▶ [Exercise instructions]:
A: In the Gentoo comment, which LiveCD release is the only one the writer has ever had luck with?
B: Please extend the Gentoo comment beyond its final sentence.

▶ [Excerpted passage]:
* * * * * * * * *

You're mostly right there, including humor. A lot of users who don't take open source software seriously and see it as "l33t" and use it to get respect from other newbies, sooner or later, end up using Gentoo, and sticking with it for hype value. Now, I use it on all my machines (even production), but more because it is easy to manage (long maybe, but not long enough to complain; even on my 1Ghz P3 gateway it took barely a few hours to get the system up to a full server), and also because of its design roots in BSDs which I love (which, yes, are falling back in standards).
Gentoo's second largest problem, in my opinion, is that you can either have stable and old or unstable (well, not really, rather uncompilable since it hasn't been molded to fit the rest of the portage tree yet) and new. Portage does allow you to override this per-package which works well enough, but is still tedious. The confusion of downgrades being upgrades under certain circumstances (when something gets masked 'tested' then back to 'untested' once it sets a few houses on fire) isn't that bad, either.
The largest problem is very clearly the LiveCDs. I have only ever had luck with 2004.0, with 2004.1 either not booting at all or finding new and exciting ways to misuse my very standard hardware. I'm not even going to try using 2004.2's LiveCD. Hell, all you need is any LiveCD or existing distribution, and find the stage* tarball for whatever is the latest and greatest, then pull that down and unpack it.
What is this about Xorg/Xfree being the default? There is no 'default' in a system that gives you a bare toolkit from which you can install. Even the most current portage tree appears to select xfree as a dependency if you lack X libraries, so you have to emerge xorg-x11 before any GUI-interested applications else you'll end up with XFree. Not that 90% of the user base will really care anyway.
Performance though, very few applications will show a visible performance difference between -O2 and -O3, or even -O1 and -O2, but -O1 over -O0 has almost always doubled code speed in the little synthetic tests I've done (by cycling real-world functional code over and over). As for instruction sets, pfft, only hand-coding in assembly is a proper method of using MMX and SSE, with the automated rubbish GCC creates being not much faster than portable i386 code. Of course if you're going to compile you may as well do it for your processor, just for that little 10% or so you might get in a synthetic bench.

* * * * * * * * *

▶ [Dataset section]:
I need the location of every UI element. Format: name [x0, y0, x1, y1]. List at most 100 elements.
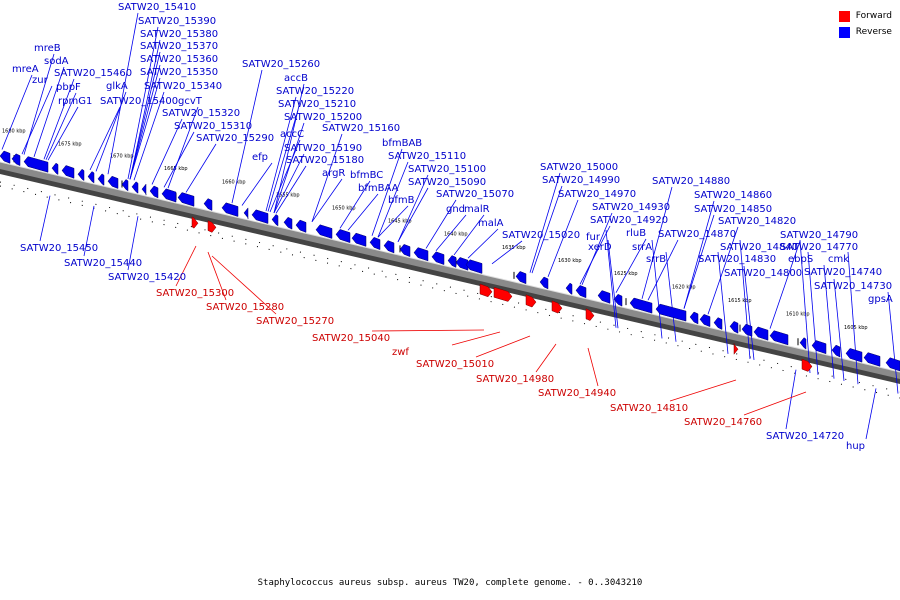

* * * * * * * * *

▶ [Results for each task]:
A: 2004.0

B:
What I find is that compilation under Gentoo, for some reason, always seems to take a very long time for anything (comparing with FreeBSD, even -CURRENT). However, the end result is that the software is visibly faster. This is almost certainly just be the glory of Linux 2.6 with ReiserFS and yadda yadda, but it's still there.
As for the idea of a system that patches and configures software for your needs (as per USE), that's very hard to disrespect. Even FreeBSD Ports with its extensive and very messy (coming from a BSD lover, too) makefile-specific options comes nowhere near. The idea of 'untested' packages is only sensible because so often new imports are broken and incompatible with other software, especially things that go in the base system. If they had a true base source tree like the BSDs do and maintained it properly, this wouldn't be a problem, but then it would also be a pain for developers to maintain.
Summary: good system, but often a pain to make work at all. When it works it works well, when it doesn't work you just want to install Debian or FreeBSD.
Should probably remember that HTML-formatted posts on slashdot need explicit line breaks:)
I just don't like to see a handfull of users (who, come on, we all know run Linux anyway) post the same crap on Slashdot flaming a series of projects that have a lot more hard work and engineering than anything they've ever used. If Linux was taken seriously by its own developers, they might at least document it.
One new Linux kernels, the new option for 'register arguments', is/was (not sure about current state) documented as (from memory, not actual text) "Saying 'Y' here turns on register arguments. Saying 'N' here turns off register arguments."
What the hell is that? What kind of developer can write a hack on top of a kernel to do something or other completely unheardof, and document it so blantantly obviously and uninformatively that you may as well not document it at all?
This is why I don't take Linux seriously. There are lots of options and tweaks, most of which are badly documented, others which are completely useless, and many which should never be tweaked/changed at all. This is not a direct threat to the software quality (on the other hand, 2.6's scalability of algorithms caught up to and at one point exceeded FreeBSD's, not sure how that is now) but does say a lot about the developers' attitudes. They care more about supporting the maximum number of new hacks and features, no matter how potentially dangerous or just plain useless, but they seem not to care about the consistency and composure of the project. FreeBSD's developer politics may be too tight nowadays, but at least it means everything is very thoroughly documented in every release, and progress pages are updated to reflect, obviously, progress. And yes, progress means it's neither dead nor dying.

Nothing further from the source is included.